# Dataset content
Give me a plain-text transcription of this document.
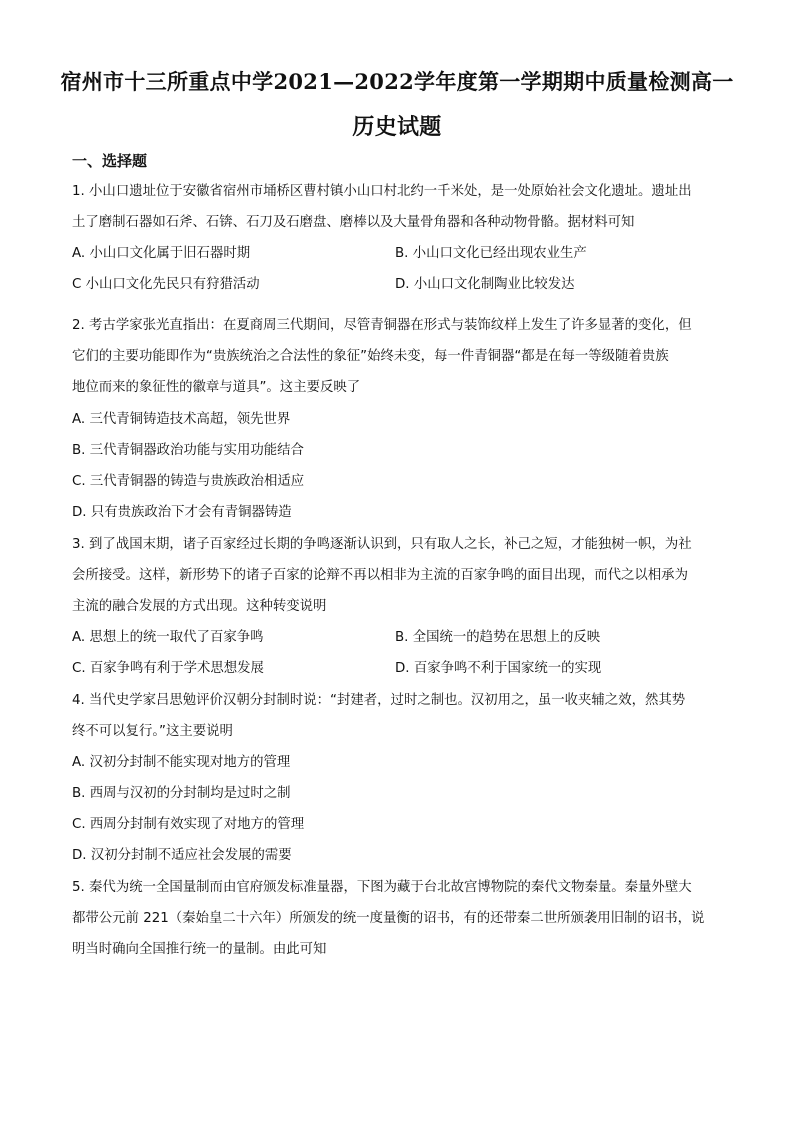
宿州市十三所重点中学2021—2022学年度第一学期期中质量检测高一
历史试题
一、选择题
1. 小山口遗址位于安徽省宿州市埇桥区曹村镇小山口村北约一千米处，是一处原始社会文化遗址。遗址出
土了磨制石器如石斧、石锛、石刀及石磨盘、磨棒以及大量骨角器和各种动物骨骼。据材料可知
A. 小山口文化属于旧石器时期	B. 小山口文化已经出现农业生产
C 小山口文化先民只有狩猎活动	D. 小山口文化制陶业比较发达
2. 考古学家张光直指出：在夏商周三代期间，尽管青铜器在形式与装饰纹样上发生了许多显著的变化，但
它们的主要功能即作为“贵族统治之合法性的象征”始终未变，每一件青铜器“都是在每一等级随着贵族
地位而来的象征性的徽章与道具”。这主要反映了
A. 三代青铜铸造技术高超，领先世界
B. 三代青铜器政治功能与实用功能结合
C. 三代青铜器的铸造与贵族政治相适应
D. 只有贵族政治下才会有青铜器铸造
3. 到了战国末期，诸子百家经过长期的争鸣逐渐认识到，只有取人之长，补己之短，才能独树一帜，为社
会所接受。这样，新形势下的诸子百家的论辩不再以相非为主流的百家争鸣的面目出现，而代之以相承为
主流的融合发展的方式出现。这种转变说明
A. 思想上的统一取代了百家争鸣	B. 全国统一的趋势在思想上的反映
C. 百家争鸣有利于学术思想发展	D. 百家争鸣不利于国家统一的实现
4. 当代史学家吕思勉评价汉朝分封制时说：“封建者，过时之制也。汉初用之，虽一收夹辅之效，然其势
终不可以复行。”这主要说明
A. 汉初分封制不能实现对地方的管理
B. 西周与汉初的分封制均是过时之制
C. 西周分封制有效实现了对地方的管理
D. 汉初分封制不适应社会发展的需要
5. 秦代为统一全国量制而由官府颁发标准量器，下图为藏于台北故宫博物院的秦代文物秦量。秦量外壁大
都带公元前 221（秦始皇二十六年）所颁发的统一度量衡的诏书，有的还带秦二世所颁袭用旧制的诏书，说
明当时确向全国推行统一的量制。由此可知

# Exercise details
None of the pictures should appear; repeat the records exactly otherwise.

# Task response
Give me a plain-text transcription of this document.
宿州市十三所重点中学2021—2022学年度第一学期期中质量检测高一
历史试题
一、选择题
1. 小山口遗址位于安徽省宿州市埇桥区曹村镇小山口村北约一千米处，是一处原始社会文化遗址。遗址出
土了磨制石器如石斧、石锛、石刀及石磨盘、磨棒以及大量骨角器和各种动物骨骼。据材料可知
A. 小山口文化属于旧石器时期	B. 小山口文化已经出现农业生产
C 小山口文化先民只有狩猎活动	D. 小山口文化制陶业比较发达
2. 考古学家张光直指出：在夏商周三代期间，尽管青铜器在形式与装饰纹样上发生了许多显著的变化，但
它们的主要功能即作为“贵族统治之合法性的象征”始终未变，每一件青铜器“都是在每一等级随着贵族
地位而来的象征性的徽章与道具”。这主要反映了
A. 三代青铜铸造技术高超，领先世界
B. 三代青铜器政治功能与实用功能结合
C. 三代青铜器的铸造与贵族政治相适应
D. 只有贵族政治下才会有青铜器铸造
3. 到了战国末期，诸子百家经过长期的争鸣逐渐认识到，只有取人之长，补己之短，才能独树一帜，为社
会所接受。这样，新形势下的诸子百家的论辩不再以相非为主流的百家争鸣的面目出现，而代之以相承为
主流的融合发展的方式出现。这种转变说明
A. 思想上的统一取代了百家争鸣	B. 全国统一的趋势在思想上的反映
C. 百家争鸣有利于学术思想发展	D. 百家争鸣不利于国家统一的实现
4. 当代史学家吕思勉评价汉朝分封制时说：“封建者，过时之制也。汉初用之，虽一收夹辅之效，然其势
终不可以复行。”这主要说明
A. 汉初分封制不能实现对地方的管理
B. 西周与汉初的分封制均是过时之制
C. 西周分封制有效实现了对地方的管理
D. 汉初分封制不适应社会发展的需要
5. 秦代为统一全国量制而由官府颁发标准量器，下图为藏于台北故宫博物院的秦代文物秦量。秦量外壁大
都带公元前 221（秦始皇二十六年）所颁发的统一度量衡的诏书，有的还带秦二世所颁袭用旧制的诏书，说
明当时确向全国推行统一的量制。由此可知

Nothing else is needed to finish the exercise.